**Collected data**
○ ○ ○ ○
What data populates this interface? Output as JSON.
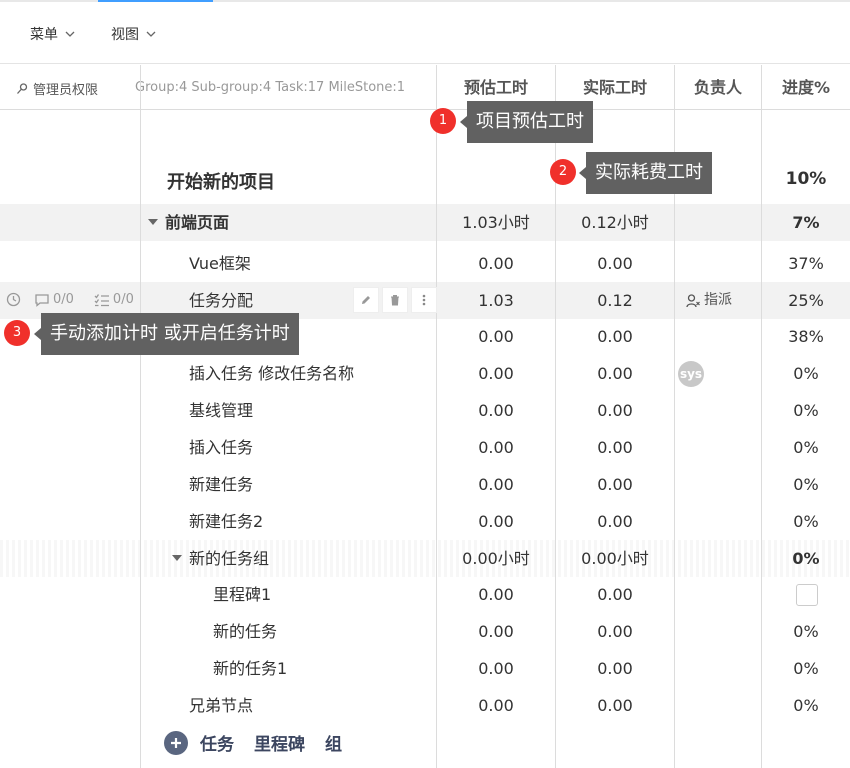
{
  "toolbar": {
    "menu_label": "菜单",
    "view_label": "视图"
  },
  "header": {
    "admin_label": "管理员权限",
    "summary": "Group:4 Sub-group:4 Task:17 MileStone:1",
    "columns": [
      "预估工时",
      "实际工时",
      "负责人",
      "进度%"
    ]
  },
  "project": {
    "title": "开始新的项目",
    "progress": "10%"
  },
  "tooltips": [
    {
      "badge": "1",
      "text": "项目预估工时"
    },
    {
      "badge": "2",
      "text": "实际耗费工时"
    },
    {
      "badge": "3",
      "text": "手动添加计时 或开启任务计时"
    }
  ],
  "rows": [
    {
      "name": "前端页面",
      "est": "1.03小时",
      "act": "0.12小时",
      "progress": "7%"
    },
    {
      "name": "Vue框架",
      "est": "0.00",
      "act": "0.00",
      "progress": "37%"
    },
    {
      "name": "任务分配",
      "est": "1.03",
      "act": "0.12",
      "progress": "25%"
    },
    {
      "name": "",
      "est": "0.00",
      "act": "0.00",
      "progress": "38%"
    },
    {
      "name": "插入任务 修改任务名称",
      "est": "0.00",
      "act": "0.00",
      "progress": "0%"
    },
    {
      "name": "基线管理",
      "est": "0.00",
      "act": "0.00",
      "progress": "0%"
    },
    {
      "name": "插入任务",
      "est": "0.00",
      "act": "0.00",
      "progress": "0%"
    },
    {
      "name": "新建任务",
      "est": "0.00",
      "act": "0.00",
      "progress": "0%"
    },
    {
      "name": "新建任务2",
      "est": "0.00",
      "act": "0.00",
      "progress": "0%"
    },
    {
      "name": "新的任务组",
      "est": "0.00小时",
      "act": "0.00小时",
      "progress": "0%"
    },
    {
      "name": "里程碑1",
      "est": "0.00",
      "act": "0.00",
      "progress": ""
    },
    {
      "name": "新的任务",
      "est": "0.00",
      "act": "0.00",
      "progress": "0%"
    },
    {
      "name": "新的任务1",
      "est": "0.00",
      "act": "0.00",
      "progress": "0%"
    },
    {
      "name": "兄弟节点",
      "est": "0.00",
      "act": "0.00",
      "progress": "0%"
    }
  ],
  "row_meta": {
    "comments": "0/0",
    "checklist": "0/0",
    "assign_label": "指派",
    "avatar_text": "sys"
  },
  "add_bar": {
    "task": "任务",
    "milestone": "里程碑",
    "group": "组"
  }
}
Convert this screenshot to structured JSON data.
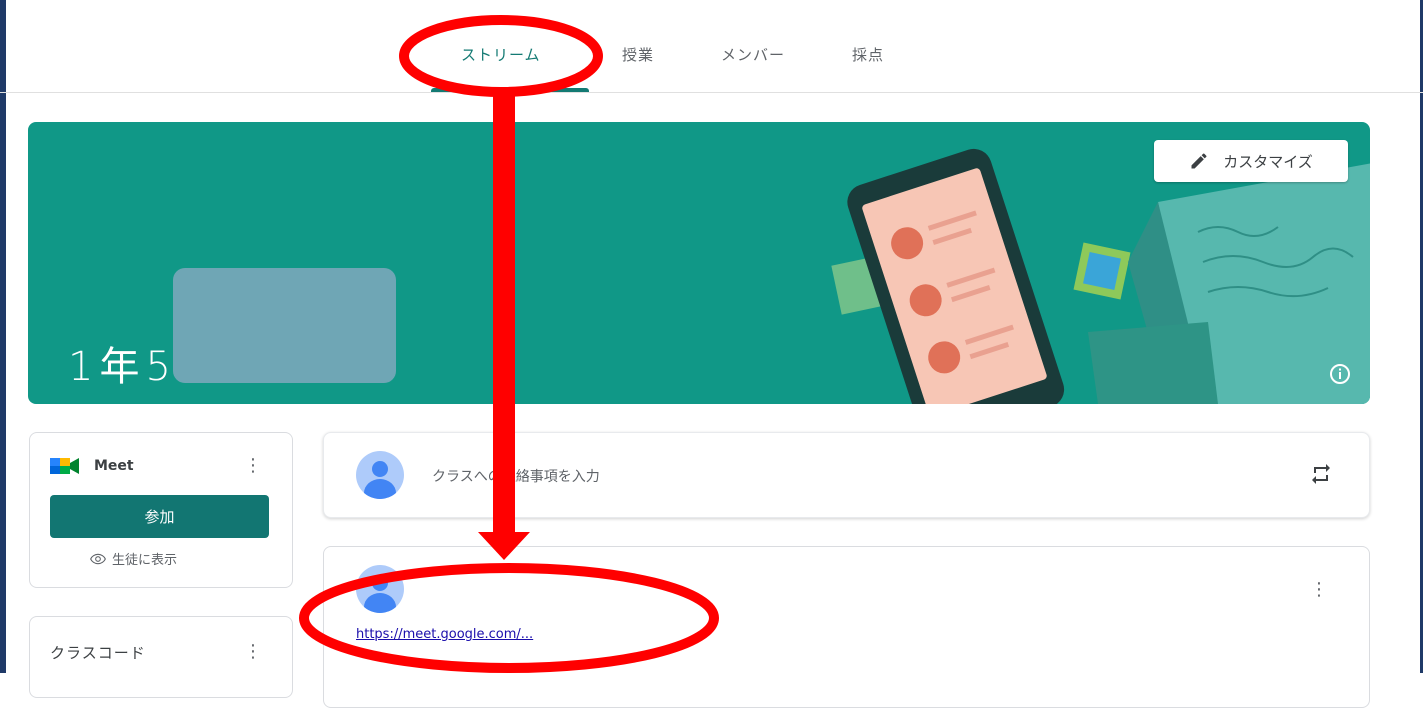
{
  "tabs": [
    {
      "label": "ストリーム",
      "active": true
    },
    {
      "label": "授業"
    },
    {
      "label": "メンバー"
    },
    {
      "label": "採点"
    }
  ],
  "banner": {
    "class_title": "1年5",
    "customize_label": "カスタマイズ",
    "color": "#109887"
  },
  "meet_card": {
    "title": "Meet",
    "join_label": "参加",
    "show_students_label": "生徒に表示"
  },
  "class_code_card": {
    "label": "クラスコード"
  },
  "post_box": {
    "placeholder": "クラスへの連絡事項を入力"
  },
  "stream_post": {
    "link_text": "https://meet.google.com/..."
  },
  "colors": {
    "accent": "#137a73",
    "annotation": "#ff0000"
  }
}
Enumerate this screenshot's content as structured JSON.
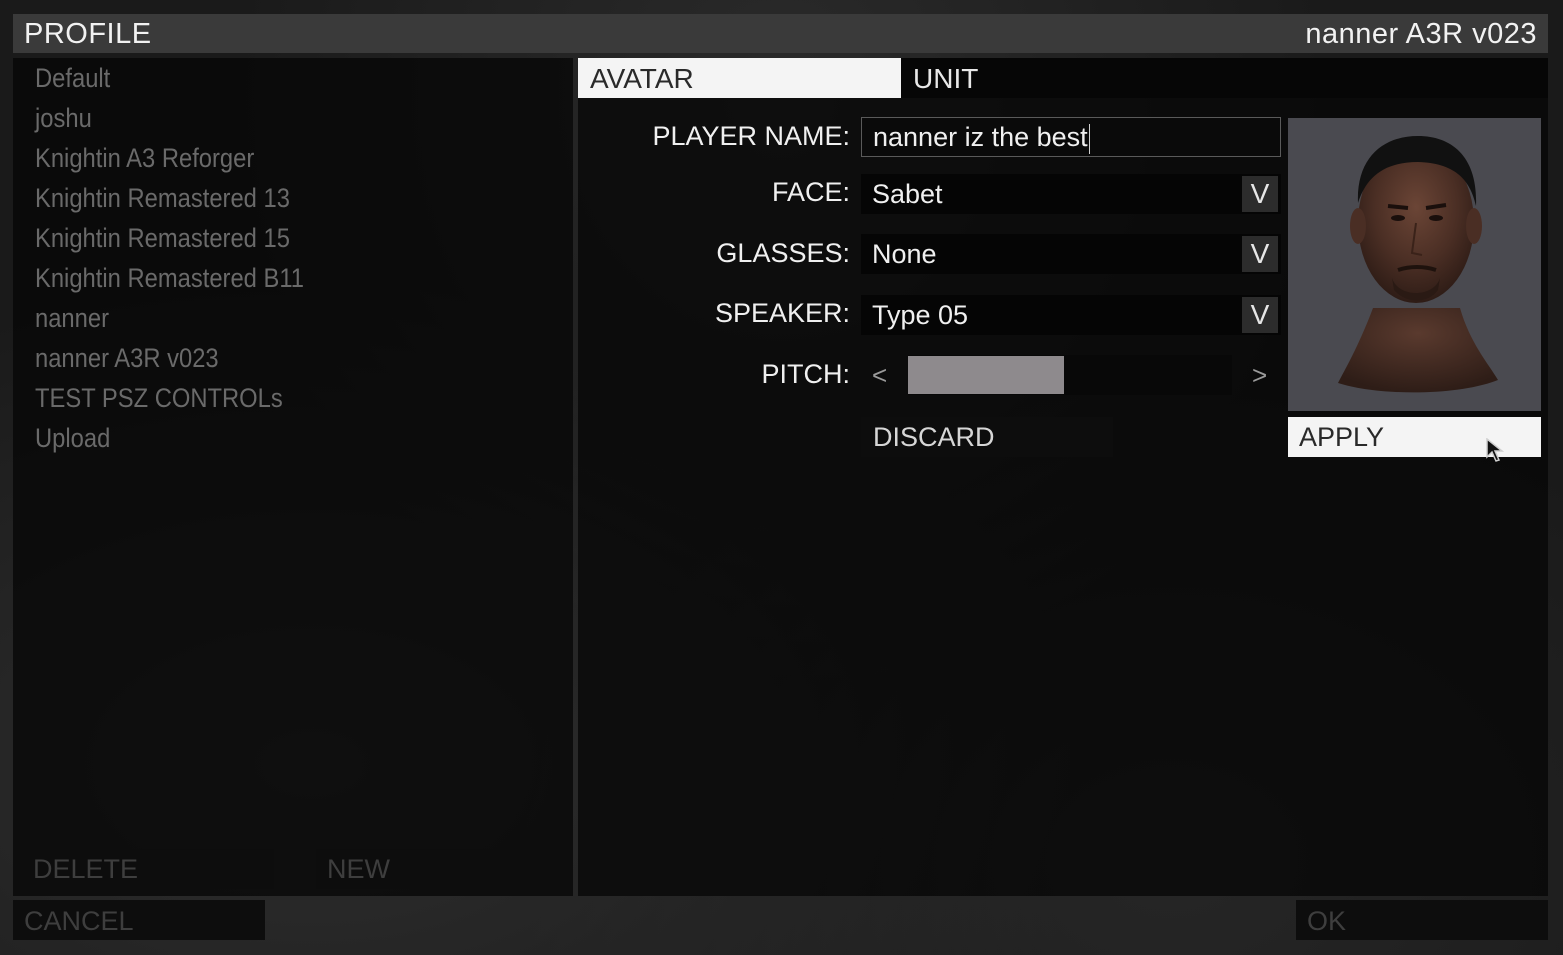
○ ○ ○ ○
**AIM OF THE TASK**
Filter the entries down to the lines containing "group". Copy each of those lines.

**SOLUTION FOR THIS EXERCISE**
    "summary": "Group:4 Sub-group:4 Task:17 MileStone:1",
    "group": "组"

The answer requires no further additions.